[Dataset rows]
══════

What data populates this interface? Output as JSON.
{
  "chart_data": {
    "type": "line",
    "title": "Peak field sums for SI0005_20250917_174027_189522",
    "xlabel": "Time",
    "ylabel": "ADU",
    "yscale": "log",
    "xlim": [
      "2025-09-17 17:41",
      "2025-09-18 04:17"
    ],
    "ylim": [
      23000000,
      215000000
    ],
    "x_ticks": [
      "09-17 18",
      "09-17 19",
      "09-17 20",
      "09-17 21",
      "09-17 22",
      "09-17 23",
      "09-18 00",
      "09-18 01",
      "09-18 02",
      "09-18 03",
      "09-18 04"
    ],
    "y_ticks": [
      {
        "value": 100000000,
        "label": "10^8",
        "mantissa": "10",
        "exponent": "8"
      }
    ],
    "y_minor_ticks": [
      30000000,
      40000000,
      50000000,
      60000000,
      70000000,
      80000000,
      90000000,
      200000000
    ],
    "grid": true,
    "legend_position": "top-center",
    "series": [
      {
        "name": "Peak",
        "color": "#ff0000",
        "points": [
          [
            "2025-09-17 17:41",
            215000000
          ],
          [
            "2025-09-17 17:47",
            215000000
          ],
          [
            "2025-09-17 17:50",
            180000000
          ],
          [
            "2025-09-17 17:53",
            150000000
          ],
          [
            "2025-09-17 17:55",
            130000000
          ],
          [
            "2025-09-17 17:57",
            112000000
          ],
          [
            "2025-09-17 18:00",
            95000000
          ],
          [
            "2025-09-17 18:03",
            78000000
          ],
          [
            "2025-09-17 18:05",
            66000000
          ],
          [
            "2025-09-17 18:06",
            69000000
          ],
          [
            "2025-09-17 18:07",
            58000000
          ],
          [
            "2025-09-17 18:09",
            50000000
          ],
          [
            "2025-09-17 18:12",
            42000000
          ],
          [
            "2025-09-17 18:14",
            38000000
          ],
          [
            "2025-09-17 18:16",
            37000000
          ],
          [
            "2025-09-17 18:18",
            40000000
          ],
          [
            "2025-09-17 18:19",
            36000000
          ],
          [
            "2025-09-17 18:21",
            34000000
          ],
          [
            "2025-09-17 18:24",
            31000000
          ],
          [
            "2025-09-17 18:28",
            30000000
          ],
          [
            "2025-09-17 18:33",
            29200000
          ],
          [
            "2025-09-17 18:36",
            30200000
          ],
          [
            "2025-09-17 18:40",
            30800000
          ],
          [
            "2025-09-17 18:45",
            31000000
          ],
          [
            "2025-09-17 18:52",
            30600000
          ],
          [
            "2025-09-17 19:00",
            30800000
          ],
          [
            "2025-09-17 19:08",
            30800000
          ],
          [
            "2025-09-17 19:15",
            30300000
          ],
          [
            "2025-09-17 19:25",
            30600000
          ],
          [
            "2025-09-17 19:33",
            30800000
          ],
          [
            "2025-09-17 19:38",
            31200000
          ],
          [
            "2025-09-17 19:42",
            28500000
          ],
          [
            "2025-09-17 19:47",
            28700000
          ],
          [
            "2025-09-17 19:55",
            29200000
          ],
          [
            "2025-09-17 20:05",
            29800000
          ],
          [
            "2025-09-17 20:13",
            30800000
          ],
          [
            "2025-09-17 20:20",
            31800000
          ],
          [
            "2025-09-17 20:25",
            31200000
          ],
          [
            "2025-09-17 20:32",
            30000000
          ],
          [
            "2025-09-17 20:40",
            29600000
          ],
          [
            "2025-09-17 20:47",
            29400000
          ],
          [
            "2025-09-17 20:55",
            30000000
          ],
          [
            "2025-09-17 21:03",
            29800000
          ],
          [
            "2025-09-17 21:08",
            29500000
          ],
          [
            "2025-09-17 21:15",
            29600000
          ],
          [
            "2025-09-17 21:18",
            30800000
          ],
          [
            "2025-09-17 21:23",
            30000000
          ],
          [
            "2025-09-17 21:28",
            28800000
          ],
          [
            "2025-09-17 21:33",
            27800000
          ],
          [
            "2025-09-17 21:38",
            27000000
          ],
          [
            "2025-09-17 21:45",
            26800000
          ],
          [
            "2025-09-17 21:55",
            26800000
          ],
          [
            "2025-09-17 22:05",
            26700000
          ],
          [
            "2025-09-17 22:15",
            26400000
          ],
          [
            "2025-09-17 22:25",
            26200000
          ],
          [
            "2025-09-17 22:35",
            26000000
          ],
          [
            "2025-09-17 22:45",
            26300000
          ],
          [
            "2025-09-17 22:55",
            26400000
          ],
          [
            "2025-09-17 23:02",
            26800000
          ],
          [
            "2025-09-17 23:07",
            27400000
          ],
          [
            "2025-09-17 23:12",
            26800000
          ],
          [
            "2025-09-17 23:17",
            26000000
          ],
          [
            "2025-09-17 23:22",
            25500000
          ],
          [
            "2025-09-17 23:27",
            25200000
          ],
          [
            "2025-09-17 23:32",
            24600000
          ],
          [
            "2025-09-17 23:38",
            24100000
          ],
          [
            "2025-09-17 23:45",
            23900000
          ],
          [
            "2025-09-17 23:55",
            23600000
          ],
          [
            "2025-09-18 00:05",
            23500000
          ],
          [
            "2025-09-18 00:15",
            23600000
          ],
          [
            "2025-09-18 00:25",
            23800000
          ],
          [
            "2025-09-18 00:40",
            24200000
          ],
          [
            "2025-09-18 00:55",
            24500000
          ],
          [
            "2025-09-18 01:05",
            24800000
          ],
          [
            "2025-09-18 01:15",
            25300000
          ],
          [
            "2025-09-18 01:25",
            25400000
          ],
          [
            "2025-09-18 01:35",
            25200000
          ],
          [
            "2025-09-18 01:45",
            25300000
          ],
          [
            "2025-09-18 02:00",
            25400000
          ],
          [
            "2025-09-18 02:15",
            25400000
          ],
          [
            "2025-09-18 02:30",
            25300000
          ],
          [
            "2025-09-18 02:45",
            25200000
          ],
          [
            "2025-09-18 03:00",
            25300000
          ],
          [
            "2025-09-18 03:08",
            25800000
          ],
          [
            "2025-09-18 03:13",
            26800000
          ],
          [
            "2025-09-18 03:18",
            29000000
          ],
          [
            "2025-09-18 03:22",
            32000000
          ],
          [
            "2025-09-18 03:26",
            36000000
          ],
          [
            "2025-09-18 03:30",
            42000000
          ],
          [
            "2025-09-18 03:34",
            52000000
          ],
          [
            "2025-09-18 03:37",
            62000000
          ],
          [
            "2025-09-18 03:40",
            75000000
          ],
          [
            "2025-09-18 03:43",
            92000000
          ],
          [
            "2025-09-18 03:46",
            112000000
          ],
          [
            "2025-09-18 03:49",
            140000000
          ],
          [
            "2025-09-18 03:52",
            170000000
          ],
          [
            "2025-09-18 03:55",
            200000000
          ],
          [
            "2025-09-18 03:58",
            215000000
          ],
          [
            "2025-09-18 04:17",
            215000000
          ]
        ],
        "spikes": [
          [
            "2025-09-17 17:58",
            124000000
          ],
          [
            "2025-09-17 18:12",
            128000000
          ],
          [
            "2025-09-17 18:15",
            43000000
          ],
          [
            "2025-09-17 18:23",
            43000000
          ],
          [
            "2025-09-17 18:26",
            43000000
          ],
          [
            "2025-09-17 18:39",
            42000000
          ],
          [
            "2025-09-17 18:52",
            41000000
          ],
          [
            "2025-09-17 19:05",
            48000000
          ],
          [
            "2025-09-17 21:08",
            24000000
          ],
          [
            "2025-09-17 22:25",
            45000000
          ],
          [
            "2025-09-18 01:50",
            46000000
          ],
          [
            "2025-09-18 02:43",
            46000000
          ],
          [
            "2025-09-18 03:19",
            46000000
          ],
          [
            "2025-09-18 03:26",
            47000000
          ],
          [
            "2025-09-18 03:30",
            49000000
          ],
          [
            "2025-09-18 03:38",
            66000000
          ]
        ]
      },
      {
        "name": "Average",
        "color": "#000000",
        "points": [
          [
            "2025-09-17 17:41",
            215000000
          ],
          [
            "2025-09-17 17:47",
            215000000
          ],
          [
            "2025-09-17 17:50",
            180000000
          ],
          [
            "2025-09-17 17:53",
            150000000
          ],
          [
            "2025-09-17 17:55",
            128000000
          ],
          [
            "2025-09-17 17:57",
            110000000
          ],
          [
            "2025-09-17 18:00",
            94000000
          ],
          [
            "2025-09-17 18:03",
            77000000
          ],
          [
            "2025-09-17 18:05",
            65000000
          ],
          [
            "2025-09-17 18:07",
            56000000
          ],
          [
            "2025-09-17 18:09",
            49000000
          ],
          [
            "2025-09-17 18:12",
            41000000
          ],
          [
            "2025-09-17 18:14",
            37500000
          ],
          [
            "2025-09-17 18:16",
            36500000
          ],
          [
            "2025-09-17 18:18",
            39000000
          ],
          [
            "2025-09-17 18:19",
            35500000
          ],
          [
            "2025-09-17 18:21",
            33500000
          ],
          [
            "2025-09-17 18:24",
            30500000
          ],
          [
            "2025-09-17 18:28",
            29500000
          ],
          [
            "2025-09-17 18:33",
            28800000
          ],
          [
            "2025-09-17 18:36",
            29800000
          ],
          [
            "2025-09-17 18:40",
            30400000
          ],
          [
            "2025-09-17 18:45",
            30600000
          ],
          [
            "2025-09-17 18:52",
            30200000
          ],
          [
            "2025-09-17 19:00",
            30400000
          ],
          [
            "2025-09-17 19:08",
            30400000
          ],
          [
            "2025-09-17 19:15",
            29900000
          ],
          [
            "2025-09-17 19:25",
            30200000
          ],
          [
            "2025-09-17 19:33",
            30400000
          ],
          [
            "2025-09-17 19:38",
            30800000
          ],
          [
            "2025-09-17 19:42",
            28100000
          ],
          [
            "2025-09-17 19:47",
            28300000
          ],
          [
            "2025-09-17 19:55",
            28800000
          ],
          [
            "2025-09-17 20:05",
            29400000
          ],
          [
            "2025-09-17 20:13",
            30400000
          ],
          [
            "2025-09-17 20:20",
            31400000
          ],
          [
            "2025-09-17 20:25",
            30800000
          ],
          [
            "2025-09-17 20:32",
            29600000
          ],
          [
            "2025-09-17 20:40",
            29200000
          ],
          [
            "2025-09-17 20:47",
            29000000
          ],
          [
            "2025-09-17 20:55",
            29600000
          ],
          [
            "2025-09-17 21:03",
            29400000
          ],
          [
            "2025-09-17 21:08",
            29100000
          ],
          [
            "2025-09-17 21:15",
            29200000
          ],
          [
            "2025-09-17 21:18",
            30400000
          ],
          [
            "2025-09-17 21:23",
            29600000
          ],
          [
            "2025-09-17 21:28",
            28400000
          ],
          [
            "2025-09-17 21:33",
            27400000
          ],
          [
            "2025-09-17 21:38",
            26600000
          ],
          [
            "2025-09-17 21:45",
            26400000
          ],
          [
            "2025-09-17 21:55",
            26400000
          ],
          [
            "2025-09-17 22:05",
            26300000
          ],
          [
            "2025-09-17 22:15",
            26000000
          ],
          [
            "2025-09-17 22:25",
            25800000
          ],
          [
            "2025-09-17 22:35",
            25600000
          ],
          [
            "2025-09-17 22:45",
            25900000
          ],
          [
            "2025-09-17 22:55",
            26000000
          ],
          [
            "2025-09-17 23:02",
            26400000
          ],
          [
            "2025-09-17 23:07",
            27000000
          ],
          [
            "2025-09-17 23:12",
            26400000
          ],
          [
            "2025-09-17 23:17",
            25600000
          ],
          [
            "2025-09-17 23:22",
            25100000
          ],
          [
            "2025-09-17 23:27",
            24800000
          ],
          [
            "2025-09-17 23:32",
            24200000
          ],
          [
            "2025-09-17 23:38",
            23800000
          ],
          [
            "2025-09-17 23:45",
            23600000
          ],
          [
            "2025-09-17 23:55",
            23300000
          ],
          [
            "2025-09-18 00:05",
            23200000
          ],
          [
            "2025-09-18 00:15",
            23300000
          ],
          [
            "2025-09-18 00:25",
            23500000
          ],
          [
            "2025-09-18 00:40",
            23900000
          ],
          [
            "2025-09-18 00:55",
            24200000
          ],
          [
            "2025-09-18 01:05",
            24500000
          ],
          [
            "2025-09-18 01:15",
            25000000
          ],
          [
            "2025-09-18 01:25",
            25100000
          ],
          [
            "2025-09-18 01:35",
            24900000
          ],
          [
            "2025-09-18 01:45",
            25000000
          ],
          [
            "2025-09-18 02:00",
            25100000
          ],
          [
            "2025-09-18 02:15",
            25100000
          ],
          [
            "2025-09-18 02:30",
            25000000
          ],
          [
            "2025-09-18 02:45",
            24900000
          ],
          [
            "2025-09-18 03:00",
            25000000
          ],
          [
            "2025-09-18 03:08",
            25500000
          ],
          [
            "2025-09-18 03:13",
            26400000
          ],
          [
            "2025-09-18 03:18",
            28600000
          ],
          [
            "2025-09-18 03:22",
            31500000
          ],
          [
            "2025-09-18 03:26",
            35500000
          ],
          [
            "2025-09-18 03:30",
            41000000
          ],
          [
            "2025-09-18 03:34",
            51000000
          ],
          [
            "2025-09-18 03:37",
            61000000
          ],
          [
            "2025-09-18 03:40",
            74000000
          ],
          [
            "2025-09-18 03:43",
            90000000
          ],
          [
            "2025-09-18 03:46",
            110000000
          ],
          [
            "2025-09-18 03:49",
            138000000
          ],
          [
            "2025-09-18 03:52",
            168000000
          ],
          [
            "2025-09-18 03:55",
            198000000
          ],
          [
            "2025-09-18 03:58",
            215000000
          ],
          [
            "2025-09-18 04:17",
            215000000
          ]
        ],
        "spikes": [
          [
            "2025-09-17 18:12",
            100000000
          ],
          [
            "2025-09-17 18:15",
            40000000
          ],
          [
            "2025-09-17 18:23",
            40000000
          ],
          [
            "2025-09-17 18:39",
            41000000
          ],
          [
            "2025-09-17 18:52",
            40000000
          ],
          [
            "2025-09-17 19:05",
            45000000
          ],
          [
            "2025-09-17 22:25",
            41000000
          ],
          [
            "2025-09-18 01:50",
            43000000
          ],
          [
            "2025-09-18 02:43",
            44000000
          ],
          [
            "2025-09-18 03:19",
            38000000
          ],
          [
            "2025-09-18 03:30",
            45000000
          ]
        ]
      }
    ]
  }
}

══════

__THE REQUEST__
Search the records above for "Peak". Copy each line where it is found.

__RESULT OF THIS EXERCISE__
    "title": "Peak field sums for SI0005_20250917_174027_189522",
        "name": "Peak",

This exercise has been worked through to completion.